--- begin Exercise materials ---

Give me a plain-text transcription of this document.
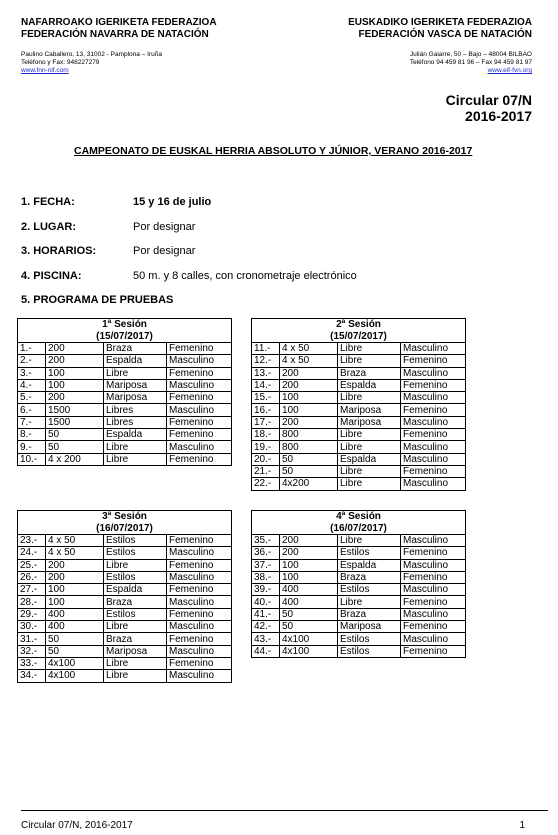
NAFARROAKO IGERIKETA FEDERAZIOA
FEDERACIÓN NAVARRA DE NATACIÓN
Paulino Caballero, 13, 31002 - Pamplona – Iruña
Teléfono y Fax: 948227279
www.fnn-nif.com
EUSKADIKO IGERIKETA FEDERAZIOA
FEDERACIÓN VASCA DE NATACIÓN
Julián Gaiarre, 50 – Bajo – 48004 BILBAO
Teléfono 94 459 81 96 – Fax 94 459 81 97
www.eif-fvn.org
Circular 07/N
2016-2017
CAMPEONATO DE EUSKAL HERRIA ABSOLUTO Y JÚNIOR, VERANO 2016-2017
1. FECHA:	15 y 16 de julio
2. LUGAR:	Por designar
3. HORARIOS:	Por designar
4. PISCINA:	50 m. y 8 calles, con cronometraje electrónico
5. PROGRAMA DE PRUEBAS
1ª Sesión
(15/07/2017)			

1.-	200	Braza	Femenino
2.-	200	Espalda	Masculino
3.-	100	Libre	Femenino
4.-	100	Mariposa	Masculino
5.-	200	Mariposa	Femenino
6.-	1500	Libres	Masculino
7.-	1500	Libres	Femenino
8.-	50	Espalda	Femenino
9.-	50	Libre	Masculino
10.-	4 x 200	Libre	Femenino
2ª Sesión
(15/07/2017)			

11.-	4 x 50	Libre	Masculino
12.-	4 x 50	Libre	Femenino
13.-	200	Braza	Masculino
14.-	200	Espalda	Femenino
15.-	100	Libre	Masculino
16.-	100	Mariposa	Femenino
17.-	200	Mariposa	Masculino
18.-	800	Libre	Femenino
19.-	800	Libre	Masculino
20.-	50	Espalda	Masculino
21.-	50	Libre	Femenino
22.-	4x200	Libre	Masculino
3ª Sesión
(16/07/2017)			

23.-	4 x 50	Estilos	Femenino
24.-	4 x 50	Estilos	Masculino
25.-	200	Libre	Femenino
26.-	200	Estilos	Masculino
27.-	100	Espalda	Femenino
28.-	100	Braza	Masculino
29.-	400	Estilos	Femenino
30.-	400	Libre	Masculino
31.-	50	Braza	Femenino
32.-	50	Mariposa	Masculino
33.-	4x100	Libre	Femenino
34.-	4x100	Libre	Masculino
4ª Sesión
(16/07/2017)			

35.-	200	Libre	Masculino
36.-	200	Estilos	Femenino
37.-	100	Espalda	Masculino
38.-	100	Braza	Femenino
39.-	400	Estilos	Masculino
40.-	400	Libre	Femenino
41.-	50	Braza	Masculino
42.-	50	Mariposa	Femenino
43.-	4x100	Estilos	Masculino
44.-	4x100	Estilos	Femenino
Circular 07/N, 2016-2017	1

--- end Exercise materials ---

Omit pictures; set down the rest of the material word for word.

* **Answer below**
Give me a plain-text transcription of this document.
NAFARROAKO IGERIKETA FEDERAZIOA
FEDERACIÓN NAVARRA DE NATACIÓN
Paulino Caballero, 13, 31002 - Pamplona – Iruña
Teléfono y Fax: 948227279
www.fnn-nif.com
EUSKADIKO IGERIKETA FEDERAZIOA
FEDERACIÓN VASCA DE NATACIÓN
Julián Gaiarre, 50 – Bajo – 48004 BILBAO
Teléfono 94 459 81 96 – Fax 94 459 81 97
www.eif-fvn.org
Circular 07/N
2016-2017
CAMPEONATO DE EUSKAL HERRIA ABSOLUTO Y JÚNIOR, VERANO 2016-2017
1. FECHA:	15 y 16 de julio
2. LUGAR:	Por designar
3. HORARIOS:	Por designar
4. PISCINA:	50 m. y 8 calles, con cronometraje electrónico
5. PROGRAMA DE PRUEBAS
1ª Sesión
(15/07/2017)			

1.-	200	Braza	Femenino
2.-	200	Espalda	Masculino
3.-	100	Libre	Femenino
4.-	100	Mariposa	Masculino
5.-	200	Mariposa	Femenino
6.-	1500	Libres	Masculino
7.-	1500	Libres	Femenino
8.-	50	Espalda	Femenino
9.-	50	Libre	Masculino
10.-	4 x 200	Libre	Femenino
2ª Sesión
(15/07/2017)			

11.-	4 x 50	Libre	Masculino
12.-	4 x 50	Libre	Femenino
13.-	200	Braza	Masculino
14.-	200	Espalda	Femenino
15.-	100	Libre	Masculino
16.-	100	Mariposa	Femenino
17.-	200	Mariposa	Masculino
18.-	800	Libre	Femenino
19.-	800	Libre	Masculino
20.-	50	Espalda	Masculino
21.-	50	Libre	Femenino
22.-	4x200	Libre	Masculino
3ª Sesión
(16/07/2017)			

23.-	4 x 50	Estilos	Femenino
24.-	4 x 50	Estilos	Masculino
25.-	200	Libre	Femenino
26.-	200	Estilos	Masculino
27.-	100	Espalda	Femenino
28.-	100	Braza	Masculino
29.-	400	Estilos	Femenino
30.-	400	Libre	Masculino
31.-	50	Braza	Femenino
32.-	50	Mariposa	Masculino
33.-	4x100	Libre	Femenino
34.-	4x100	Libre	Masculino
4ª Sesión
(16/07/2017)			

35.-	200	Libre	Masculino
36.-	200	Estilos	Femenino
37.-	100	Espalda	Masculino
38.-	100	Braza	Femenino
39.-	400	Estilos	Masculino
40.-	400	Libre	Femenino
41.-	50	Braza	Masculino
42.-	50	Mariposa	Femenino
43.-	4x100	Estilos	Masculino
44.-	4x100	Estilos	Femenino
Circular 07/N, 2016-2017	1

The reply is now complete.